### Aim of the exercise
Print out the entries below with no edits.

### Records for this exercise
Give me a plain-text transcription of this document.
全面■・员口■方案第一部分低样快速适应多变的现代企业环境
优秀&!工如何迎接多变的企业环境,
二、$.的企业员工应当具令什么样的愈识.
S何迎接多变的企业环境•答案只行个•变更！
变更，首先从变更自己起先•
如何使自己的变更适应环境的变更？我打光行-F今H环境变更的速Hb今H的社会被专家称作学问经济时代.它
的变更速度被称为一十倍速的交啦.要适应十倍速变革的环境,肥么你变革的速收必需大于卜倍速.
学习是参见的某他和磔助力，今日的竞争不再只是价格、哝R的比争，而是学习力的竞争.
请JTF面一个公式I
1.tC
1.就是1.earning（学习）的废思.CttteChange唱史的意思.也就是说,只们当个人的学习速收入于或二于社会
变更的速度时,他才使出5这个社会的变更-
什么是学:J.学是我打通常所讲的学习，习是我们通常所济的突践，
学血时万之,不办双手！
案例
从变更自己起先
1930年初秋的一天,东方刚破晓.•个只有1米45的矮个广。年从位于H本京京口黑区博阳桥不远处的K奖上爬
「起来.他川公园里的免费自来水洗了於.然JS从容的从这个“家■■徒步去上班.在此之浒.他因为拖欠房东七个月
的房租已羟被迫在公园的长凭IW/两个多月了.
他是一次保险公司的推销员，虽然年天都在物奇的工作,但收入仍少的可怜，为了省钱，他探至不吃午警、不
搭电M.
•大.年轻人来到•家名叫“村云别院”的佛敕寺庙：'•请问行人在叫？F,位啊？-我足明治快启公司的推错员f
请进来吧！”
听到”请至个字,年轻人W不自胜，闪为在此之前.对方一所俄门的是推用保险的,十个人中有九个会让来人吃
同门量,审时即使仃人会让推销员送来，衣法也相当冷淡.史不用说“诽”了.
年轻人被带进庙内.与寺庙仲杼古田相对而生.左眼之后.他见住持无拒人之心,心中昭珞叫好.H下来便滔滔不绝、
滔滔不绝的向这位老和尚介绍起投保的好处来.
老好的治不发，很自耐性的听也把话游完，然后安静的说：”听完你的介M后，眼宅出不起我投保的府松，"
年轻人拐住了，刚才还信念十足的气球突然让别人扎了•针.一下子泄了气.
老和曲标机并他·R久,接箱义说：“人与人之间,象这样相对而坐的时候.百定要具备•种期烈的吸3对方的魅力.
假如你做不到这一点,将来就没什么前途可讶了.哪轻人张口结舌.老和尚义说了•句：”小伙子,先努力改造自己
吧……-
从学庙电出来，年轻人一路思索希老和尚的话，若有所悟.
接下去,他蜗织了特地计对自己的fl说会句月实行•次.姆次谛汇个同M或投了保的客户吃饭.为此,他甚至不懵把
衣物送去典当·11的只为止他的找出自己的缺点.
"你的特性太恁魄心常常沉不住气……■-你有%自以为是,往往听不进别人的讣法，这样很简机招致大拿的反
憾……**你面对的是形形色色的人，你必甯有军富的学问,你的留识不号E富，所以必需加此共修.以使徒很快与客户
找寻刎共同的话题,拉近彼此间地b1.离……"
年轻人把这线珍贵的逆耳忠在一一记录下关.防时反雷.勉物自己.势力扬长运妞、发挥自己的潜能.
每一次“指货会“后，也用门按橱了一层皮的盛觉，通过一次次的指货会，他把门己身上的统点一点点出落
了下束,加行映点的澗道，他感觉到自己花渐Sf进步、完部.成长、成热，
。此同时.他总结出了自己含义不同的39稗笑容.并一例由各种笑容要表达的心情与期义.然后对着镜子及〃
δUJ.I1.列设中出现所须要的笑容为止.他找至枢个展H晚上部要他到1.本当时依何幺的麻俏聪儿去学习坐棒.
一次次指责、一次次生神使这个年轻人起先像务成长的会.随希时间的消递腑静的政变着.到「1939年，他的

### Task response
Give me a plain-text transcription of this document.
全面■・员口■方案第一部分低样快速适应多变的现代企业环境
优秀&!工如何迎接多变的企业环境,
二、$.的企业员工应当具令什么样的愈识.
S何迎接多变的企业环境•答案只行个•变更！
变更，首先从变更自己起先•
如何使自己的变更适应环境的变更？我打光行-F今H环境变更的速Hb今H的社会被专家称作学问经济时代.它
的变更速度被称为一十倍速的交啦.要适应十倍速变革的环境,肥么你变革的速收必需大于卜倍速.
学习是参见的某他和磔助力，今日的竞争不再只是价格、哝R的比争，而是学习力的竞争.
请JTF面一个公式I
1.tC
1.就是1.earning（学习）的废思.CttteChange唱史的意思.也就是说,只们当个人的学习速收入于或二于社会
变更的速度时,他才使出5这个社会的变更-
什么是学:J.学是我打通常所讲的学习，习是我们通常所济的突践，
学血时万之,不办双手！
案例
从变更自己起先
1930年初秋的一天,东方刚破晓.•个只有1米45的矮个广。年从位于H本京京口黑区博阳桥不远处的K奖上爬
「起来.他川公园里的免费自来水洗了於.然JS从容的从这个“家■■徒步去上班.在此之浒.他因为拖欠房东七个月
的房租已羟被迫在公园的长凭IW/两个多月了.
他是一次保险公司的推销员，虽然年天都在物奇的工作,但收入仍少的可怜，为了省钱，他探至不吃午警、不
搭电M.
•大.年轻人来到•家名叫“村云别院”的佛敕寺庙：'•请问行人在叫？F,位啊？-我足明治快启公司的推错员f
请进来吧！”
听到”请至个字,年轻人W不自胜，闪为在此之前.对方一所俄门的是推用保险的,十个人中有九个会让来人吃
同门量,审时即使仃人会让推销员送来，衣法也相当冷淡.史不用说“诽”了.
年轻人被带进庙内.与寺庙仲杼古田相对而生.左眼之后.他见住持无拒人之心,心中昭珞叫好.H下来便滔滔不绝、
滔滔不绝的向这位老和尚介绍起投保的好处来.
老好的治不发，很自耐性的听也把话游完，然后安静的说：”听完你的介M后，眼宅出不起我投保的府松，"
年轻人拐住了，刚才还信念十足的气球突然让别人扎了•针.一下子泄了气.
老和曲标机并他·R久,接箱义说：“人与人之间,象这样相对而坐的时候.百定要具备•种期烈的吸3对方的魅力.
假如你做不到这一点,将来就没什么前途可讶了.哪轻人张口结舌.老和尚义说了•句：”小伙子,先努力改造自己
吧……-
从学庙电出来，年轻人一路思索希老和尚的话，若有所悟.
接下去,他蜗织了特地计对自己的fl说会句月实行•次.姆次谛汇个同M或投了保的客户吃饭.为此,他甚至不懵把
衣物送去典当·11的只为止他的找出自己的缺点.
"你的特性太恁魄心常常沉不住气……■-你有%自以为是,往往听不进别人的讣法，这样很简机招致大拿的反
憾……**你面对的是形形色色的人，你必甯有军富的学问,你的留识不号E富，所以必需加此共修.以使徒很快与客户
找寻刎共同的话题,拉近彼此间地b1.离……"
年轻人把这线珍贵的逆耳忠在一一记录下关.防时反雷.勉物自己.势力扬长运妞、发挥自己的潜能.
每一次“指货会“后，也用门按橱了一层皮的盛觉，通过一次次的指货会，他把门己身上的统点一点点出落
了下束,加行映点的澗道，他感觉到自己花渐Sf进步、完部.成长、成热，
。此同时.他总结出了自己含义不同的39稗笑容.并一例由各种笑容要表达的心情与期义.然后对着镜子及〃
δUJ.I1.列设中出现所须要的笑容为止.他找至枢个展H晚上部要他到1.本当时依何幺的麻俏聪儿去学习坐棒.
一次次指责、一次次生神使这个年轻人起先像务成长的会.随希时间的消递腑静的政变着.到「1939年，他的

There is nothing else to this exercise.